Saved entries:
******

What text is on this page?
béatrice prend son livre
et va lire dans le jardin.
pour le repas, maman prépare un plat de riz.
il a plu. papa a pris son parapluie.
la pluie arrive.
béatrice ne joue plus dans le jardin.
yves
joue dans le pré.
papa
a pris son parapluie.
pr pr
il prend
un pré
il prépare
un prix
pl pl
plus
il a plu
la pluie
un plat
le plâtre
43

******

**Direction**
Show each line in the entries that holds the string "papa".

**Answer for this exercise**
il a plu. papa a pris son parapluie.
papa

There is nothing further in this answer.